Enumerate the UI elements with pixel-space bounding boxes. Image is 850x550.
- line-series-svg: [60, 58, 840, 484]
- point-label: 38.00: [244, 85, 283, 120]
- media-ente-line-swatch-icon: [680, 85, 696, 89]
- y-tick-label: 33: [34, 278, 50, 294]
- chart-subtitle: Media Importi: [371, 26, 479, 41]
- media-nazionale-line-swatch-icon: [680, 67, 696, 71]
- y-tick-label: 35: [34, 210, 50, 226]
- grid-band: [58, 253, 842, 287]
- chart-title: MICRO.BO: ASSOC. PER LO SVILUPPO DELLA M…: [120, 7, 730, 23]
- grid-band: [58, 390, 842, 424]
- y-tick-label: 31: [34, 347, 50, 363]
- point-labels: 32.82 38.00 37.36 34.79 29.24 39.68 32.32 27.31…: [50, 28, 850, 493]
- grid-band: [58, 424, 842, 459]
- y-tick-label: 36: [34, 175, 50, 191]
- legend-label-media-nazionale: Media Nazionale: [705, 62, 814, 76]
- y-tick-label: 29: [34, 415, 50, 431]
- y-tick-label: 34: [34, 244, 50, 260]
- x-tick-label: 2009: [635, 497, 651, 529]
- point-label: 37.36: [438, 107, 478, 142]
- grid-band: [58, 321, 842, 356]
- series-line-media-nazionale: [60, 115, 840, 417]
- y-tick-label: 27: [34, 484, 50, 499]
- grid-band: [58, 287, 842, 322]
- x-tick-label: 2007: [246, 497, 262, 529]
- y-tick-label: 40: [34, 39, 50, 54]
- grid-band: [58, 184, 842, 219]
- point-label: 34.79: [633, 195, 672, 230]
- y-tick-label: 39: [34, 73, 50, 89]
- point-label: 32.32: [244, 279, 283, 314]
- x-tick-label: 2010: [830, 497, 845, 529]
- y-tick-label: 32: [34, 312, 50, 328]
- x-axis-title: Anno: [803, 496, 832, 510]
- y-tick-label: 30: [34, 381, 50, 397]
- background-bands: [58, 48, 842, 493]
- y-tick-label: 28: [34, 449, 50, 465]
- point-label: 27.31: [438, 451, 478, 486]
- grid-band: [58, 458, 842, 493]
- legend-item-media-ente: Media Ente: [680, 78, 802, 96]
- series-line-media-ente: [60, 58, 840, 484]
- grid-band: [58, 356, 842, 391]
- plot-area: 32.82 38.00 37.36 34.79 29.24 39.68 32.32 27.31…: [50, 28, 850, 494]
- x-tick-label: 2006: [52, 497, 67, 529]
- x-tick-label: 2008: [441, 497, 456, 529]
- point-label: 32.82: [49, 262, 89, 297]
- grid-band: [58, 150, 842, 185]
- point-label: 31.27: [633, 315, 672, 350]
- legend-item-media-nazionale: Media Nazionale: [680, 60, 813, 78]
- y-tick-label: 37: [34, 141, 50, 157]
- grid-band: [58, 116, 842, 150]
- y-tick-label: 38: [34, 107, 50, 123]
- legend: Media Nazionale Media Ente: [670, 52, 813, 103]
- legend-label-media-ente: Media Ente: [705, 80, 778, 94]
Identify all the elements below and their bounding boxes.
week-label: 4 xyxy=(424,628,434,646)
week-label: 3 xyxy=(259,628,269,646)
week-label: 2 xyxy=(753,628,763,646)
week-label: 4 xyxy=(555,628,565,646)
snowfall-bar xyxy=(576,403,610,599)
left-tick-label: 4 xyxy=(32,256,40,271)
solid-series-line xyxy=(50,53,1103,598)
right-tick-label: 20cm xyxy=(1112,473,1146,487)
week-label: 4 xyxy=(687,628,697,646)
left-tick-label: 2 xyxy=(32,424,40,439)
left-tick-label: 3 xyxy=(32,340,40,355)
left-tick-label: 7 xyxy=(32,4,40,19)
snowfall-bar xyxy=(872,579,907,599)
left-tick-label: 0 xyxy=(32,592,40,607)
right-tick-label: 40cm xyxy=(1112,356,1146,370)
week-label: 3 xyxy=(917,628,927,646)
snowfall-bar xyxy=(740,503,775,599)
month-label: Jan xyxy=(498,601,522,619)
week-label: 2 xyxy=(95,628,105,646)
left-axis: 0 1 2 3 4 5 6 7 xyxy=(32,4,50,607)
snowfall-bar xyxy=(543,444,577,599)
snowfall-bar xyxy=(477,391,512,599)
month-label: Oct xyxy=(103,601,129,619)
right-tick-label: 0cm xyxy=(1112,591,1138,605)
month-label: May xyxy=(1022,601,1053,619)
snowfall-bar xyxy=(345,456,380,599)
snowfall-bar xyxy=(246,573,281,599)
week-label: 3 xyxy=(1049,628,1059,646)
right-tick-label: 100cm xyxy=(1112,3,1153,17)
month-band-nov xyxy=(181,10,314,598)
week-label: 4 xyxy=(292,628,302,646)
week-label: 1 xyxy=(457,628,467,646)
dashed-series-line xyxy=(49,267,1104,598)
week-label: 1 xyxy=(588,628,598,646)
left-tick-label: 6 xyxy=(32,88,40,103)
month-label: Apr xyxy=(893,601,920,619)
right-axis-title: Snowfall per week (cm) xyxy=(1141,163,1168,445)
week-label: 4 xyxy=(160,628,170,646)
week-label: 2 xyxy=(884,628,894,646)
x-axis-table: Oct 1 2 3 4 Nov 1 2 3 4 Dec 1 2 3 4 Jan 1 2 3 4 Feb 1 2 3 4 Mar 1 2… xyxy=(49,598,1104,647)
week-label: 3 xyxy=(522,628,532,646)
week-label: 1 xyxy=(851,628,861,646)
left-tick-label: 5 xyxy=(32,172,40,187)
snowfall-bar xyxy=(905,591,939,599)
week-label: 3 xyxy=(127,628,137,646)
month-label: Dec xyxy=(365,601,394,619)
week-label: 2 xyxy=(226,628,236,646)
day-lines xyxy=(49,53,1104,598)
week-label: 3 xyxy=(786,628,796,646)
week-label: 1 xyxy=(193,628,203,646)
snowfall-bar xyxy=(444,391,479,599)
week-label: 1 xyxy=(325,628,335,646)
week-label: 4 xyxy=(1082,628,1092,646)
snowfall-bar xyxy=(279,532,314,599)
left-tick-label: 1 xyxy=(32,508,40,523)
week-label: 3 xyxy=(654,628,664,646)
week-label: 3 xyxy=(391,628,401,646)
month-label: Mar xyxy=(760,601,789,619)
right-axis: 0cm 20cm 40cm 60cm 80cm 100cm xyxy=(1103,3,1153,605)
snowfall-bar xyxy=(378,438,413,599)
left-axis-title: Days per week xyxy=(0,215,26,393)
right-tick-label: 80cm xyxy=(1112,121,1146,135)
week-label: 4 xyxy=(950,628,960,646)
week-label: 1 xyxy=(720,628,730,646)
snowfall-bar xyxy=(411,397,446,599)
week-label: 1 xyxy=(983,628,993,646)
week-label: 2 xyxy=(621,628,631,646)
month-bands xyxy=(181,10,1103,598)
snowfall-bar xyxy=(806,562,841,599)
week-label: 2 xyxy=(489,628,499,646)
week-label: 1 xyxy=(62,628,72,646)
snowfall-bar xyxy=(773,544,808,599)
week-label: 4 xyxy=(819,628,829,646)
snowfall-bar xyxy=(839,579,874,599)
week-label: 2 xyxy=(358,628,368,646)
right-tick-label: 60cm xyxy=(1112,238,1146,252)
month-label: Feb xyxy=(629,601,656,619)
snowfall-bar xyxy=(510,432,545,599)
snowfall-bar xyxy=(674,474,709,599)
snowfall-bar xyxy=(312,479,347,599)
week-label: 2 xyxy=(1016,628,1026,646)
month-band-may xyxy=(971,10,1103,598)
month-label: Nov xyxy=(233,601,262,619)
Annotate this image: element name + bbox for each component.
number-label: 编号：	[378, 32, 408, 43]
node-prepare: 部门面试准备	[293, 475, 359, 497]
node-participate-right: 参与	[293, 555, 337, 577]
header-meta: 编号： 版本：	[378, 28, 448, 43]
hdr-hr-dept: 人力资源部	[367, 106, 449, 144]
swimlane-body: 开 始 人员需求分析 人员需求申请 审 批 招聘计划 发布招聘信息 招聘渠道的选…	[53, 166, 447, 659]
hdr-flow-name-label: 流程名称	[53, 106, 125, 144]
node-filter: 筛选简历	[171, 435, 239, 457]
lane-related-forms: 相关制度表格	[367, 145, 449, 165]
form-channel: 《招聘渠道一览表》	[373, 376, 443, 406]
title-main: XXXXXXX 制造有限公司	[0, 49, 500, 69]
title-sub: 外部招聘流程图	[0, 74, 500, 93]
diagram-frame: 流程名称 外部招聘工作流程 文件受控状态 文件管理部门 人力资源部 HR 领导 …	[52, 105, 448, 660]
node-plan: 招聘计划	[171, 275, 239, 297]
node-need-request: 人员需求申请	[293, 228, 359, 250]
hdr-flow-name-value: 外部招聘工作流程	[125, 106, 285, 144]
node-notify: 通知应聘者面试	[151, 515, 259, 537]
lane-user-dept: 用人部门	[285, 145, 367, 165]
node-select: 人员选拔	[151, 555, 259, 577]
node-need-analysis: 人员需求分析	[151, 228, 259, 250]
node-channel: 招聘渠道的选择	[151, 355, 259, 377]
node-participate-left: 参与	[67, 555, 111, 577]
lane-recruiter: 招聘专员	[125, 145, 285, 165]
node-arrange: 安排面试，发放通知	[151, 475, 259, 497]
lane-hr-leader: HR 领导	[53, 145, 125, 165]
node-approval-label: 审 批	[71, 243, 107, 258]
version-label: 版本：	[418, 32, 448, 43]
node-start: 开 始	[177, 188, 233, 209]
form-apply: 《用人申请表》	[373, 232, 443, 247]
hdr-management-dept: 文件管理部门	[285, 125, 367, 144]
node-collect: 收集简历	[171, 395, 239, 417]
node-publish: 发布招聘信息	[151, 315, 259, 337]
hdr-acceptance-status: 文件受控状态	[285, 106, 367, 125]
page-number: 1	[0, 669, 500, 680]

-- Task statement --
List every line above that contains the word "bounding".

-- Result for this exercise --
Enumerate the UI elements with pixel-space bounding boxes. Image is 850x550.
Identify all the elements below and their bounding boxes.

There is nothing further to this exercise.